◆ EXERCISE: Repeat the lines below from the line with "30, 748, 371]" to the line with "379, 112, 393]", keeping both of those lines.

START RECORD EXCERPTS

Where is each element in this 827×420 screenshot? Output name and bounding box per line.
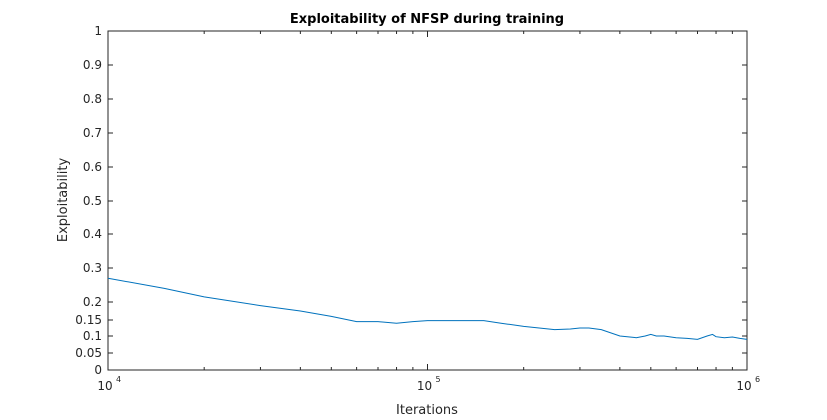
plot-area	[107, 30, 748, 371]
chart-title: Exploitability of NFSP during training	[290, 12, 564, 27]
x-tick-exponent: 6	[755, 375, 760, 384]
x-tick-label: 10	[736, 379, 751, 393]
y-tick-label: 0.6	[83, 160, 102, 174]
y-tick-label: 0.15	[75, 313, 102, 327]
y-axis: 0 0.05 0.1 0.15 0.2 0.3 0.4 0.5 0.6 0.7 0.8 0.9 1	[75, 24, 747, 377]
y-tick-label: 1	[94, 24, 102, 38]
series-line	[107, 277, 748, 340]
y-tick-label: 0.5	[83, 194, 102, 208]
y-tick-label: 0.9	[83, 58, 102, 72]
x-axis: 10 4 10 5 10 6	[97, 31, 760, 393]
y-tick-label: 0.3	[83, 261, 102, 275]
y-tick-label: 0	[94, 363, 102, 377]
x-tick-label: 10	[97, 379, 112, 393]
y-tick-label: 0.4	[83, 227, 102, 241]
y-tick-label: 0.1	[83, 329, 102, 343]
y-tick-label: 0.8	[83, 92, 102, 106]
x-tick-label: 10	[417, 379, 432, 393]
y-tick-label: 0.2	[83, 295, 102, 309]
y-tick-label: 0.7	[83, 126, 102, 140]
x-tick-exponent: 4	[116, 375, 121, 384]
x-tick-exponent: 5	[436, 375, 441, 384]
y-axis-label: Exploitability	[56, 158, 71, 243]
x-axis-label: Iterations	[396, 403, 458, 418]
y-tick-label: 0.05	[75, 346, 102, 360]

END RECORD EXCERPTS

◆ EXERCISE SOLUTION:
plot-area	[107, 30, 748, 371]
chart-title: Exploitability of NFSP during training	[290, 12, 564, 27]
x-tick-exponent: 6	[755, 375, 760, 384]
x-tick-label: 10	[736, 379, 751, 393]
y-tick-label: 0.6	[83, 160, 102, 174]
y-tick-label: 0.15	[75, 313, 102, 327]
y-axis: 0 0.05 0.1 0.15 0.2 0.3 0.4 0.5 0.6 0.7 0.8 0.9 1	[75, 24, 747, 377]
y-tick-label: 1	[94, 24, 102, 38]
series-line	[107, 277, 748, 340]
y-tick-label: 0.5	[83, 194, 102, 208]
y-tick-label: 0.9	[83, 58, 102, 72]
x-axis: 10 4 10 5 10 6	[97, 31, 760, 393]
y-tick-label: 0.3	[83, 261, 102, 275]
y-tick-label: 0	[94, 363, 102, 377]
x-tick-label: 10	[97, 379, 112, 393]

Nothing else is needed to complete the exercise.